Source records
## Start

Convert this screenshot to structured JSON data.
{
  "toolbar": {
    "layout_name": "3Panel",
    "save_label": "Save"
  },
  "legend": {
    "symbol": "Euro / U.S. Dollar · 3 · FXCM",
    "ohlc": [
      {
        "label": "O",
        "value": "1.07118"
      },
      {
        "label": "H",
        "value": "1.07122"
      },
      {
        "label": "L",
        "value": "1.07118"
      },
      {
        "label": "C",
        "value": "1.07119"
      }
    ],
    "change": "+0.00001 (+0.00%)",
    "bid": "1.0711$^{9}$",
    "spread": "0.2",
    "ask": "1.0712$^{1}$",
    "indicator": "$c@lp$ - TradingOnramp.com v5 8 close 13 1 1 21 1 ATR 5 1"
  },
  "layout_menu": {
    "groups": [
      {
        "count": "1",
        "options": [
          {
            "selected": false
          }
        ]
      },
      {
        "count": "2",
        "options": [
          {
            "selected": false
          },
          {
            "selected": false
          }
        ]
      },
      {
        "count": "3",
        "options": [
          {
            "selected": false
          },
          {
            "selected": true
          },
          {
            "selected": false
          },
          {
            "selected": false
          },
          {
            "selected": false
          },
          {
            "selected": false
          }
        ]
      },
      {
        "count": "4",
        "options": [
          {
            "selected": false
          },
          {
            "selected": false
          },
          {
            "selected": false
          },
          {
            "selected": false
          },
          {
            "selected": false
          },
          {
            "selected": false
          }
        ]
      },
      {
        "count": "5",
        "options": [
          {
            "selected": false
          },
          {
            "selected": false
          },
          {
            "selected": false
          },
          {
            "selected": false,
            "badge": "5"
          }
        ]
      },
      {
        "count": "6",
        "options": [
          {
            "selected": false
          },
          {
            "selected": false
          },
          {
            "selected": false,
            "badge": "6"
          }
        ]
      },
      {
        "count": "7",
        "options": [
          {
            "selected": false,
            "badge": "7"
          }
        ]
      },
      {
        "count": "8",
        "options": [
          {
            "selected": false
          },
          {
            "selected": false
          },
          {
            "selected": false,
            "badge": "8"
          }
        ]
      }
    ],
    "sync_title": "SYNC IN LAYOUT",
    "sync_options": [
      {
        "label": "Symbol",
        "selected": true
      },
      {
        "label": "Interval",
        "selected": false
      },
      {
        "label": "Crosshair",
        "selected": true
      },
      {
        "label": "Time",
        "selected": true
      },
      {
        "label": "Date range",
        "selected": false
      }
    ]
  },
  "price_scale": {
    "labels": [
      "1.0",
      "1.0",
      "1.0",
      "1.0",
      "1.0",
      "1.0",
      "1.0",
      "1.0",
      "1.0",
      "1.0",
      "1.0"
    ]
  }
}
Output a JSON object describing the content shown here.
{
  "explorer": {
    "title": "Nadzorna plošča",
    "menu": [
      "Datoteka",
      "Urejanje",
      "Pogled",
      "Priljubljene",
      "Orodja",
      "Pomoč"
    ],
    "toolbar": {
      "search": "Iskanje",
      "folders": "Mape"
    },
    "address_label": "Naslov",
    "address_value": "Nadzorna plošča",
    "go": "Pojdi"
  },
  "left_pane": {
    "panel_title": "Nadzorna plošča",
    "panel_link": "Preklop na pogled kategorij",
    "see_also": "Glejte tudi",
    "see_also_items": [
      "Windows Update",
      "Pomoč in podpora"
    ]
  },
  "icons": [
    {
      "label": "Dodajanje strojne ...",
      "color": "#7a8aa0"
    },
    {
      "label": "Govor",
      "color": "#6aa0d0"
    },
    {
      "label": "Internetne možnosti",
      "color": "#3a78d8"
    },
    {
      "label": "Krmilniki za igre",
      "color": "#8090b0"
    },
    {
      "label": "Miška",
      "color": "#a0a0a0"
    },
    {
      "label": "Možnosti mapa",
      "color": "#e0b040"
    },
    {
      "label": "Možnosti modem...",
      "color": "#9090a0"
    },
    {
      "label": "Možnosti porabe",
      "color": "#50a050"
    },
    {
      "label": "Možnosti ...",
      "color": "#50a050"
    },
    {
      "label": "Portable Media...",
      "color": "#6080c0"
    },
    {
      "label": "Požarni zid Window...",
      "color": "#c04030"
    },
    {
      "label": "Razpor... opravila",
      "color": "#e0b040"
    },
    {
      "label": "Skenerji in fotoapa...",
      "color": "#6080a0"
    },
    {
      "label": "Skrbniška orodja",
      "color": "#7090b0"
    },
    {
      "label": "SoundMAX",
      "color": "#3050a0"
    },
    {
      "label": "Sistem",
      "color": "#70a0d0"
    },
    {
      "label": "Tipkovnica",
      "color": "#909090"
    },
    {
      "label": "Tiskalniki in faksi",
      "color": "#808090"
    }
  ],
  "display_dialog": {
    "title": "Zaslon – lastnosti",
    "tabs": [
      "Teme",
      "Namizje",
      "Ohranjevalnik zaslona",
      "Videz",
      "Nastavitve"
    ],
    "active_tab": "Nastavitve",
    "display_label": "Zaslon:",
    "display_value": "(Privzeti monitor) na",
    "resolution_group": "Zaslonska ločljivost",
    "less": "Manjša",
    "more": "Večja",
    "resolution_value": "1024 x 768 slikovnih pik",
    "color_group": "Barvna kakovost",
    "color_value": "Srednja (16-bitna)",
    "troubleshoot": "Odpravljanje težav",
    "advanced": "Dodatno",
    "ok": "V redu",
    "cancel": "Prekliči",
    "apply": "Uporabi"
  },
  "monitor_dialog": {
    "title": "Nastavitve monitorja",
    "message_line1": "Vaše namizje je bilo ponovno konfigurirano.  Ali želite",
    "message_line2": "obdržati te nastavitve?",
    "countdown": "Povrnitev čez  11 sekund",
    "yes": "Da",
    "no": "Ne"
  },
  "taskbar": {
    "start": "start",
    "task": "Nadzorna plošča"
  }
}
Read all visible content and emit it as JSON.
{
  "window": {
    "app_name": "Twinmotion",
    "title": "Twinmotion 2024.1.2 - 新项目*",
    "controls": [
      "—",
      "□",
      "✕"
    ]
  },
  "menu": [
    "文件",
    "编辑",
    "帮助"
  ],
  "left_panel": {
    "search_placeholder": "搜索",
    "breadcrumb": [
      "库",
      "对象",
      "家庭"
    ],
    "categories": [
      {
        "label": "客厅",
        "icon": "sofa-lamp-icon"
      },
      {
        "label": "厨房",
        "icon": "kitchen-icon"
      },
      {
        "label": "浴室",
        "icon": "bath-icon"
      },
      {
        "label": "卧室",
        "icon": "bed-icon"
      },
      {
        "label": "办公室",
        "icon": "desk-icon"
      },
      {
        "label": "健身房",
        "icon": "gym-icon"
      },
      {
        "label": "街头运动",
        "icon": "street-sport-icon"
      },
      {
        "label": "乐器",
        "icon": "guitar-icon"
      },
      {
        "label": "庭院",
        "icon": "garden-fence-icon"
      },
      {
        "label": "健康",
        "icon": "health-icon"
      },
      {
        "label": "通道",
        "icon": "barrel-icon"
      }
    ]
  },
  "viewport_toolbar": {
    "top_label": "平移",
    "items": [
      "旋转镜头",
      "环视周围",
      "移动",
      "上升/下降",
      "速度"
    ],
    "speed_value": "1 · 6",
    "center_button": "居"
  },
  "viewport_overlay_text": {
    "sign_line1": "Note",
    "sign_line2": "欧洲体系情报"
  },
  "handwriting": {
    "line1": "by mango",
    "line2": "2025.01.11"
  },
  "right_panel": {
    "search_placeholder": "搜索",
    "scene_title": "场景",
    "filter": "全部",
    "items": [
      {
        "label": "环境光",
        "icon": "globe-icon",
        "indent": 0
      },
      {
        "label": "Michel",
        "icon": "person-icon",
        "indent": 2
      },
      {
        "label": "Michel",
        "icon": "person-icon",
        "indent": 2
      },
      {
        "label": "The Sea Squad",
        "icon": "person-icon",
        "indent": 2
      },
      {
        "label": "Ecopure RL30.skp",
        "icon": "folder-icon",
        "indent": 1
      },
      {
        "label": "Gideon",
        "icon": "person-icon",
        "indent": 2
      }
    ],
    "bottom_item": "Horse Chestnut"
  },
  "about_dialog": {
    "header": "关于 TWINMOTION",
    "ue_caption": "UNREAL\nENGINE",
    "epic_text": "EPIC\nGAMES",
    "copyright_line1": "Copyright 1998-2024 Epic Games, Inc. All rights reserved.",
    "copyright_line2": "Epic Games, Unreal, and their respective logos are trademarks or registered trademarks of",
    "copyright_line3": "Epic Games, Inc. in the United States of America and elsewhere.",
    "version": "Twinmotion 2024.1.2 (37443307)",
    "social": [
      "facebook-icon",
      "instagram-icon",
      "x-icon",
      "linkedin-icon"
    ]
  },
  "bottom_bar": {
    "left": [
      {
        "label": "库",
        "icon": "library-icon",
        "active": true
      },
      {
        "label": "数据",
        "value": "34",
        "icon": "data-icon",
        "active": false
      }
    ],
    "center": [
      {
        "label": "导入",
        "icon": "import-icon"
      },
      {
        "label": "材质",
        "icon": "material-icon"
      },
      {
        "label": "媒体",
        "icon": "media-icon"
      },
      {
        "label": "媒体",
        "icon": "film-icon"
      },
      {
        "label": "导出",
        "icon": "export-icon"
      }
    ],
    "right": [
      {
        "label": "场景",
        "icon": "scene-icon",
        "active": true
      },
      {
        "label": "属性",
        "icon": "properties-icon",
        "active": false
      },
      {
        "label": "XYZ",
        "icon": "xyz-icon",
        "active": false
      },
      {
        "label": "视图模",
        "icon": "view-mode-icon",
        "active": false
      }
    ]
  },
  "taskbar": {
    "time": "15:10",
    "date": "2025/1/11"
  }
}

## End

▶ [Work to be completed]
From the entries above, select each line containing the string "data".

▶ [Solution to the exercise]
Convert this screenshot to structured JSON data.
        "icon": "data-icon",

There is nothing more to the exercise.